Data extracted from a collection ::

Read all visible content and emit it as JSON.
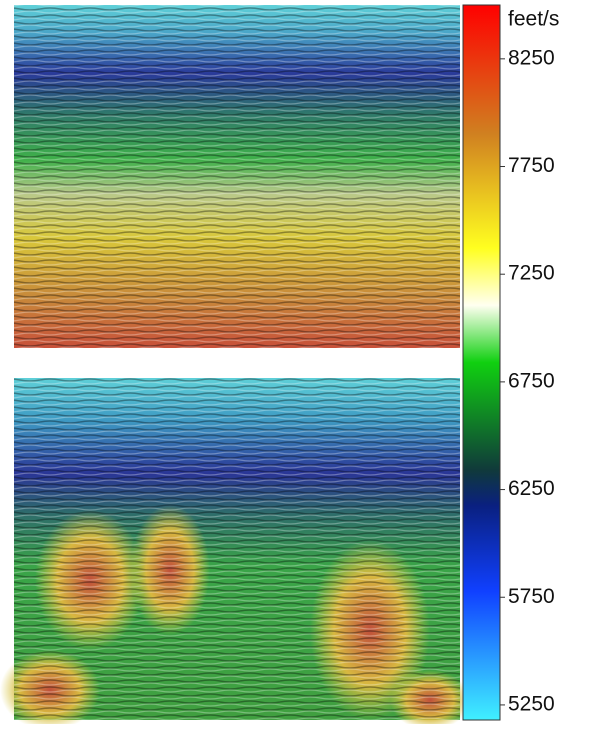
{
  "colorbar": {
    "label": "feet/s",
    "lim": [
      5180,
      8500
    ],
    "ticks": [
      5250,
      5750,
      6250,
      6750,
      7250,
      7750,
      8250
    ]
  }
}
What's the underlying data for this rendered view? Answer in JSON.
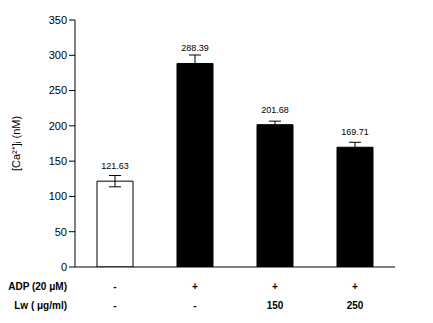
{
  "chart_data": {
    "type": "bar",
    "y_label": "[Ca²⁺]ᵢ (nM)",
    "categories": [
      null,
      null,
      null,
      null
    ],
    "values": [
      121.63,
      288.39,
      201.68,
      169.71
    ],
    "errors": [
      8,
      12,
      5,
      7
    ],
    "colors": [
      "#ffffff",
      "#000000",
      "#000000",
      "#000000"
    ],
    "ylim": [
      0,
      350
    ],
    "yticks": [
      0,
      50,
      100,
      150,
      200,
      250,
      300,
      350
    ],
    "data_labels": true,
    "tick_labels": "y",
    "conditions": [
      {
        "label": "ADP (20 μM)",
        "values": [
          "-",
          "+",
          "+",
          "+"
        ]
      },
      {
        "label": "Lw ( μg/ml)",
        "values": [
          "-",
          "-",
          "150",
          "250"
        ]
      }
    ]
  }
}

GIVEN REQUEST ::
Copy each line of the records precisely and drop any images they hold.

TASK SOLUTION ::
Read all visible content and emit it as JSON.
{
  "colorbar": {
    "label": "feet/s",
    "lim": [
      5180,
      8500
    ],
    "ticks": [
      5250,
      5750,
      6250,
      6750,
      7250,
      7750,
      8250
    ]
  }
}
What's the underlying data for this rendered view? Answer in JSON.
{
  "chart_data": {
    "type": "bar",
    "y_label": "[Ca²⁺]ᵢ (nM)",
    "categories": [
      null,
      null,
      null,
      null
    ],
    "values": [
      121.63,
      288.39,
      201.68,
      169.71
    ],
    "errors": [
      8,
      12,
      5,
      7
    ],
    "colors": [
      "#ffffff",
      "#000000",
      "#000000",
      "#000000"
    ],
    "ylim": [
      0,
      350
    ],
    "yticks": [
      0,
      50,
      100,
      150,
      200,
      250,
      300,
      350
    ],
    "data_labels": true,
    "tick_labels": "y",
    "conditions": [
      {
        "label": "ADP (20 μM)",
        "values": [
          "-",
          "+",
          "+",
          "+"
        ]
      },
      {
        "label": "Lw ( μg/ml)",
        "values": [
          "-",
          "-",
          "150",
          "250"
        ]
      }
    ]
  }
}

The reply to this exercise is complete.